-- THE REQUEST --
Identify each line in the rows below that contains the string "document" and copy those lines in full.
====== RECORDED DATA
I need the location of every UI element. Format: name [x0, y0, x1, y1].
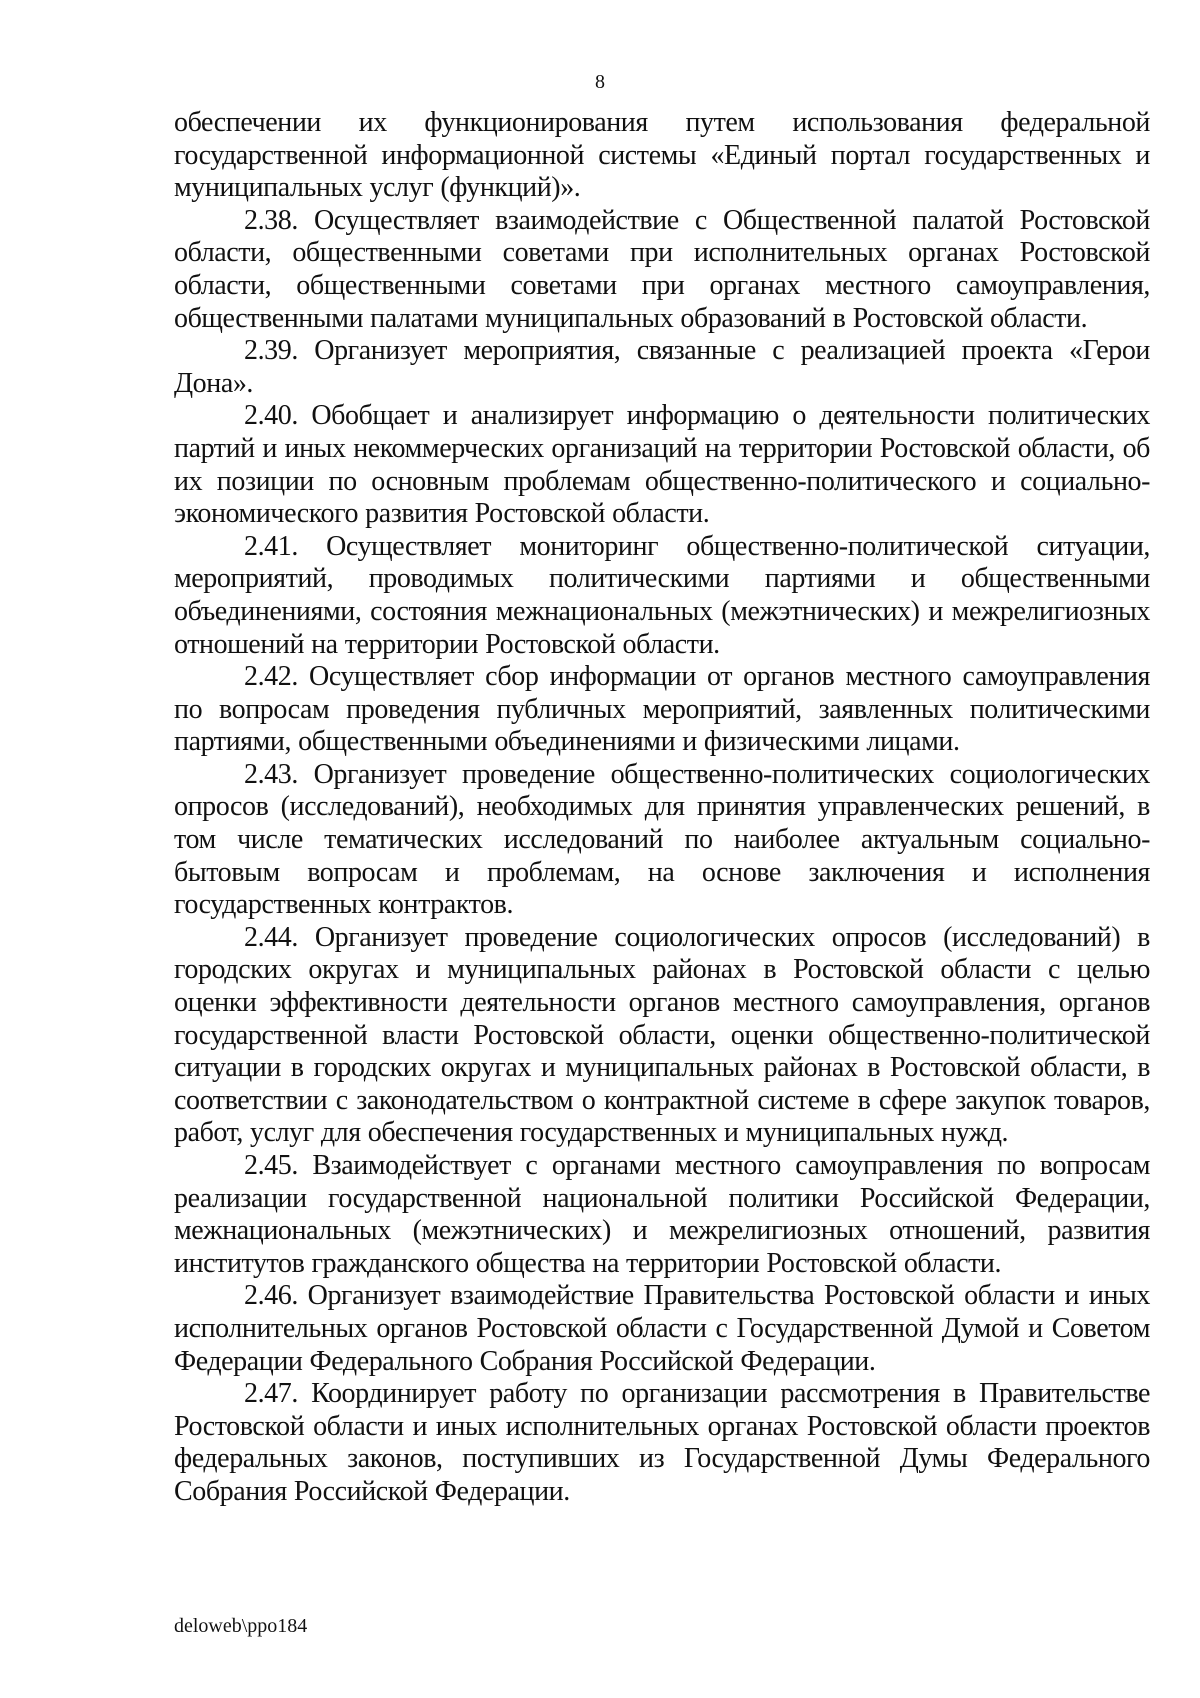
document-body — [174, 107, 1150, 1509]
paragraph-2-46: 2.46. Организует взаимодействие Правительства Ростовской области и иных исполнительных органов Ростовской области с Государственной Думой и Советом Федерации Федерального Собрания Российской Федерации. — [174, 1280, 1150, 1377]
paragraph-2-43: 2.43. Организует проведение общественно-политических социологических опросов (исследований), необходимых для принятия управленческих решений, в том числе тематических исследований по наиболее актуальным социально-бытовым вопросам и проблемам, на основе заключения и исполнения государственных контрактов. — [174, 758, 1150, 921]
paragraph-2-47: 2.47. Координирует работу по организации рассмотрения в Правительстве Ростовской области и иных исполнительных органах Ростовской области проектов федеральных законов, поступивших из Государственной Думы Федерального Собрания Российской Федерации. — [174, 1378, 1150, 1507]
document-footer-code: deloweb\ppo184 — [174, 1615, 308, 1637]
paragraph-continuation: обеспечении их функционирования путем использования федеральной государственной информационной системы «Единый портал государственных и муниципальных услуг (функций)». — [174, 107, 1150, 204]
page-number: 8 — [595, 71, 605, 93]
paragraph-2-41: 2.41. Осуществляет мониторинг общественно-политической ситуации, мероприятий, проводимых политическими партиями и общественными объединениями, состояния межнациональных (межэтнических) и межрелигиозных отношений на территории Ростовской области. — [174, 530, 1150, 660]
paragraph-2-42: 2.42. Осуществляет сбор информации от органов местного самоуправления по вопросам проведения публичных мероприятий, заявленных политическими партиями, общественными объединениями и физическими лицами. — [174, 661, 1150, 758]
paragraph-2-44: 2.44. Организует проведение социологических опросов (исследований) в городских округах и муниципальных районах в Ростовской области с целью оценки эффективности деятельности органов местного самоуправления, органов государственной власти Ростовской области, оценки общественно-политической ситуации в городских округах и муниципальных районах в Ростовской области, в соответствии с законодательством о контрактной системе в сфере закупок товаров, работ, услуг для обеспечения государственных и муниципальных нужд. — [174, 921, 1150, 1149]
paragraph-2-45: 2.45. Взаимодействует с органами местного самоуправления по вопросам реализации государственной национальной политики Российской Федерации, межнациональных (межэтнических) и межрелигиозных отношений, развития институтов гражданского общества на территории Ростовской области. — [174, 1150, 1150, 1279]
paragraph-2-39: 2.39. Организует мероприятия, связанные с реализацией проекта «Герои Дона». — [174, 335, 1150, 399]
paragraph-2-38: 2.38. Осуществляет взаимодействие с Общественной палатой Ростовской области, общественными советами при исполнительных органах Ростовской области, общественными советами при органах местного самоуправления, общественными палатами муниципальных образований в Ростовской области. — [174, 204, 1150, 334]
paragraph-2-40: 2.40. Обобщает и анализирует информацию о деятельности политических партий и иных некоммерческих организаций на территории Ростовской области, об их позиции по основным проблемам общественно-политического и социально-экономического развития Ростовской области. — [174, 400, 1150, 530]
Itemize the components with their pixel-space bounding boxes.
============
====== RECORDED DATA
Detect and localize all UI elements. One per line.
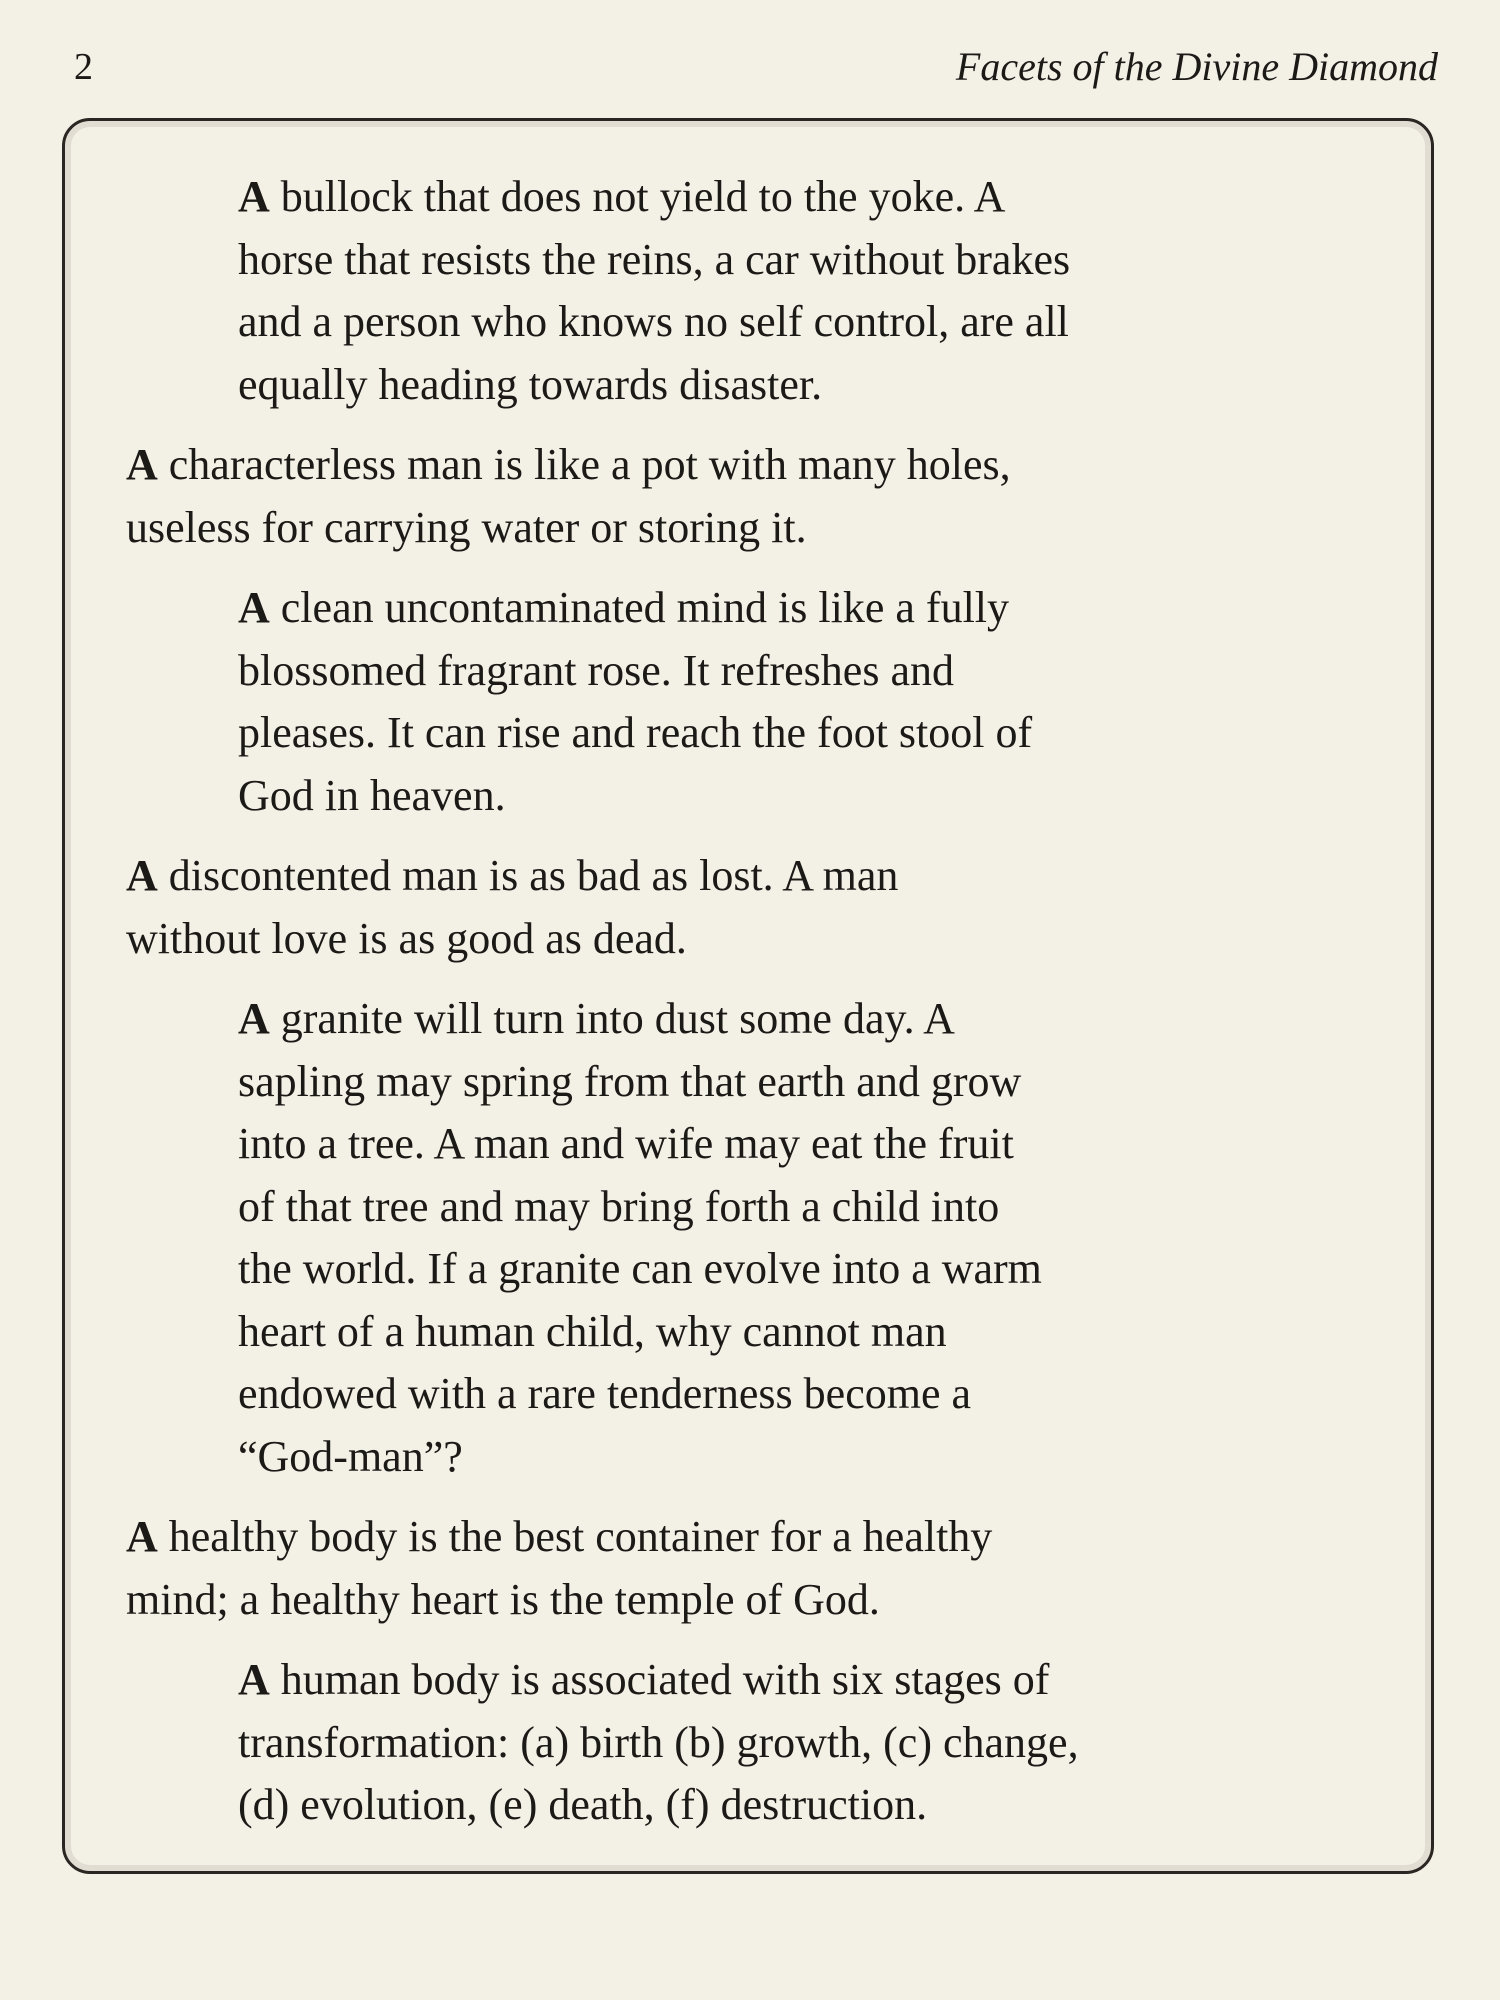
============
-- PROBLEM SOLUTION --
document-body — [174, 107, 1150, 1509]
document-footer-code: deloweb\ppo184 — [174, 1615, 308, 1637]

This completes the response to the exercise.